(Entries from a page text dataset)
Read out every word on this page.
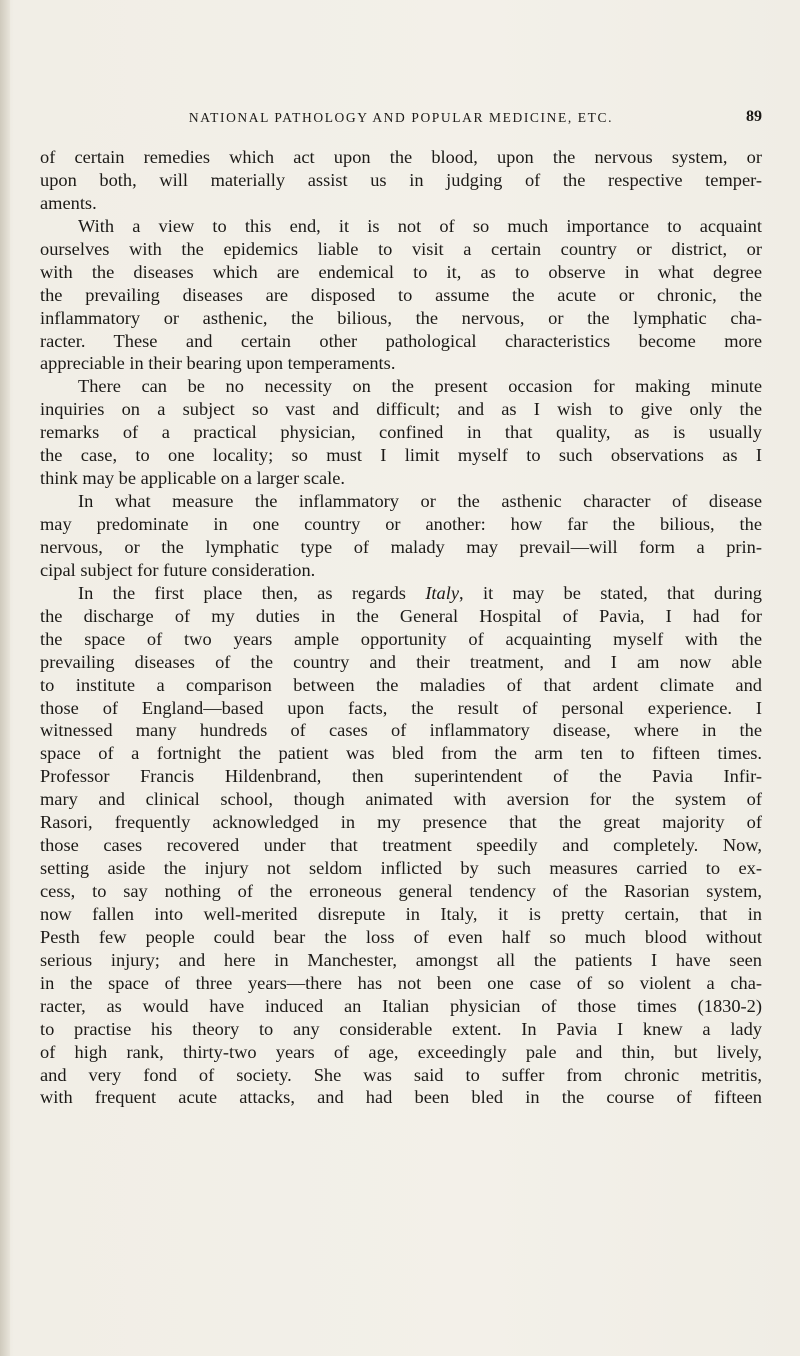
NATIONAL PATHOLOGY AND POPULAR MEDICINE, ETC.	89
of certain remedies which act upon the blood, upon the nervous system, or
upon both, will materially assist us in judging of the respective temper-
aments.
With a view to this end, it is not of so much importance to acquaint
ourselves with the epidemics liable to visit a certain country or district, or
with the diseases which are endemical to it, as to observe in what degree
the prevailing diseases are disposed to assume the acute or chronic, the
inflammatory or asthenic, the bilious, the nervous, or the lymphatic cha-
racter. These and certain other pathological characteristics become more
appreciable in their bearing upon temperaments.
There can be no necessity on the present occasion for making minute
inquiries on a subject so vast and difficult; and as I wish to give only the
remarks of a practical physician, confined in that quality, as is usually
the case, to one locality; so must I limit myself to such observations as I
think may be applicable on a larger scale.
In what measure the inflammatory or the asthenic character of disease
may predominate in one country or another: how far the bilious, the
nervous, or the lymphatic type of malady may prevail—will form a prin-
cipal subject for future consideration.
In the first place then, as regards Italy, it may be stated, that during
the discharge of my duties in the General Hospital of Pavia, I had for
the space of two years ample opportunity of acquainting myself with the
prevailing diseases of the country and their treatment, and I am now able
to institute a comparison between the maladies of that ardent climate and
those of England—based upon facts, the result of personal experience. I
witnessed many hundreds of cases of inflammatory disease, where in the
space of a fortnight the patient was bled from the arm ten to fifteen times.
Professor Francis Hildenbrand, then superintendent of the Pavia Infir-
mary and clinical school, though animated with aversion for the system of
Rasori, frequently acknowledged in my presence that the great majority of
those cases recovered under that treatment speedily and completely. Now,
setting aside the injury not seldom inflicted by such measures carried to ex-
cess, to say nothing of the erroneous general tendency of the Rasorian system,
now fallen into well-merited disrepute in Italy, it is pretty certain, that in
Pesth few people could bear the loss of even half so much blood without
serious injury; and here in Manchester, amongst all the patients I have seen
in the space of three years—there has not been one case of so violent a cha-
racter, as would have induced an Italian physician of those times (1830-2)
to practise his theory to any considerable extent. In Pavia I knew a lady
of high rank, thirty-two years of age, exceedingly pale and thin, but lively,
and very fond of society. She was said to suffer from chronic metritis,
with frequent acute attacks, and had been bled in the course of fifteen
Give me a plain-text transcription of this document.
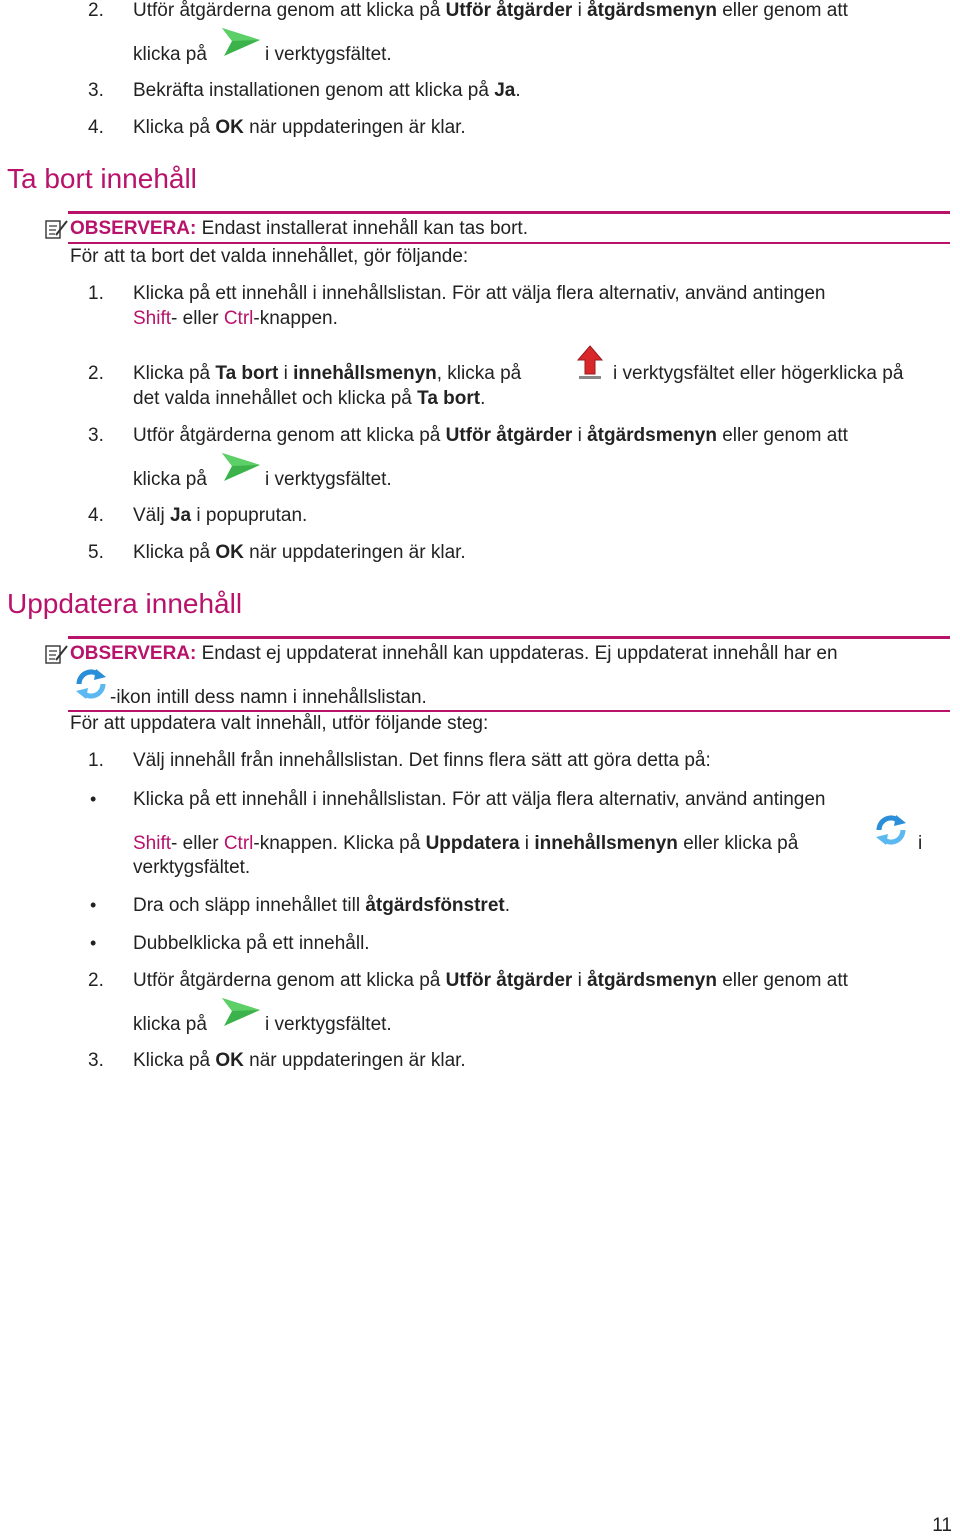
2. Utför åtgärderna genom att klicka på Utför åtgärder i åtgärdsmenyn eller genom att
klicka på	i verktygsfältet.
3. Bekräfta installationen genom att klicka på Ja.
4. Klicka på OK när uppdateringen är klar.
Ta bort innehåll
OBSERVERA: Endast installerat innehåll kan tas bort.
För att ta bort det valda innehållet, gör följande:
1. Klicka på ett innehåll i innehållslistan. För att välja flera alternativ, använd antingen
Shift- eller Ctrl-knappen.
2. Klicka på Ta bort i innehållsmenyn, klicka på	i verktygsfältet eller högerklicka på
det valda innehållet och klicka på Ta bort.
3. Utför åtgärderna genom att klicka på Utför åtgärder i åtgärdsmenyn eller genom att
klicka på	i verktygsfältet.
4. Välj Ja i popuprutan.
5. Klicka på OK när uppdateringen är klar.
Uppdatera innehåll
OBSERVERA: Endast ej uppdaterat innehåll kan uppdateras. Ej uppdaterat innehåll har en
-ikon intill dess namn i innehållslistan.
För att uppdatera valt innehåll, utför följande steg:
1. Välj innehåll från innehållslistan. Det finns flera sätt att göra detta på:
• Klicka på ett innehåll i innehållslistan. För att välja flera alternativ, använd antingen
Shift- eller Ctrl-knappen. Klicka på Uppdatera i innehållsmenyn eller klicka på	i
verktygsfältet.
• Dra och släpp innehållet till åtgärdsfönstret.
• Dubbelklicka på ett innehåll.
2. Utför åtgärderna genom att klicka på Utför åtgärder i åtgärdsmenyn eller genom att
klicka på	i verktygsfältet.
3. Klicka på OK när uppdateringen är klar.
11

◆ What the task requires
Without changing a word, retype the data above and omit its pictures.

◆ Worked solution
Read out every word on this page.
NATIONAL PATHOLOGY AND POPULAR MEDICINE, ETC.	89
of certain remedies which act upon the blood, upon the nervous system, or
upon both, will materially assist us in judging of the respective temper-
aments.
With a view to this end, it is not of so much importance to acquaint
ourselves with the epidemics liable to visit a certain country or district, or
with the diseases which are endemical to it, as to observe in what degree
the prevailing diseases are disposed to assume the acute or chronic, the
inflammatory or asthenic, the bilious, the nervous, or the lymphatic cha-
racter. These and certain other pathological characteristics become more
appreciable in their bearing upon temperaments.
There can be no necessity on the present occasion for making minute
inquiries on a subject so vast and difficult; and as I wish to give only the
remarks of a practical physician, confined in that quality, as is usually
the case, to one locality; so must I limit myself to such observations as I
think may be applicable on a larger scale.
In what measure the inflammatory or the asthenic character of disease
may predominate in one country or another: how far the bilious, the
nervous, or the lymphatic type of malady may prevail—will form a prin-
cipal subject for future consideration.
In the first place then, as regards Italy, it may be stated, that during
the discharge of my duties in the General Hospital of Pavia, I had for
the space of two years ample opportunity of acquainting myself with the
prevailing diseases of the country and their treatment, and I am now able
to institute a comparison between the maladies of that ardent climate and
those of England—based upon facts, the result of personal experience. I
witnessed many hundreds of cases of inflammatory disease, where in the
space of a fortnight the patient was bled from the arm ten to fifteen times.
Professor Francis Hildenbrand, then superintendent of the Pavia Infir-
mary and clinical school, though animated with aversion for the system of
Rasori, frequently acknowledged in my presence that the great majority of
those cases recovered under that treatment speedily and completely. Now,
setting aside the injury not seldom inflicted by such measures carried to ex-
cess, to say nothing of the erroneous general tendency of the Rasorian system,
now fallen into well-merited disrepute in Italy, it is pretty certain, that in
Pesth few people could bear the loss of even half so much blood without
serious injury; and here in Manchester, amongst all the patients I have seen
in the space of three years—there has not been one case of so violent a cha-
racter, as would have induced an Italian physician of those times (1830-2)
to practise his theory to any considerable extent. In Pavia I knew a lady
of high rank, thirty-two years of age, exceedingly pale and thin, but lively,
and very fond of society. She was said to suffer from chronic metritis,
with frequent acute attacks, and had been bled in the course of fifteen
Give me a plain-text transcription of this document.
2. Utför åtgärderna genom att klicka på Utför åtgärder i åtgärdsmenyn eller genom att
klicka på	i verktygsfältet.
3. Bekräfta installationen genom att klicka på Ja.
4. Klicka på OK när uppdateringen är klar.
Ta bort innehåll
OBSERVERA: Endast installerat innehåll kan tas bort.
För att ta bort det valda innehållet, gör följande:
1. Klicka på ett innehåll i innehållslistan. För att välja flera alternativ, använd antingen
Shift- eller Ctrl-knappen.
2. Klicka på Ta bort i innehållsmenyn, klicka på	i verktygsfältet eller högerklicka på
det valda innehållet och klicka på Ta bort.
3. Utför åtgärderna genom att klicka på Utför åtgärder i åtgärdsmenyn eller genom att
klicka på	i verktygsfältet.
4. Välj Ja i popuprutan.
5. Klicka på OK när uppdateringen är klar.
Uppdatera innehåll
OBSERVERA: Endast ej uppdaterat innehåll kan uppdateras. Ej uppdaterat innehåll har en
-ikon intill dess namn i innehållslistan.
För att uppdatera valt innehåll, utför följande steg:
1. Välj innehåll från innehållslistan. Det finns flera sätt att göra detta på:
• Klicka på ett innehåll i innehållslistan. För att välja flera alternativ, använd antingen
Shift- eller Ctrl-knappen. Klicka på Uppdatera i innehållsmenyn eller klicka på	i
verktygsfältet.
• Dra och släpp innehållet till åtgärdsfönstret.
• Dubbelklicka på ett innehåll.
2. Utför åtgärderna genom att klicka på Utför åtgärder i åtgärdsmenyn eller genom att
klicka på	i verktygsfältet.
3. Klicka på OK när uppdateringen är klar.
11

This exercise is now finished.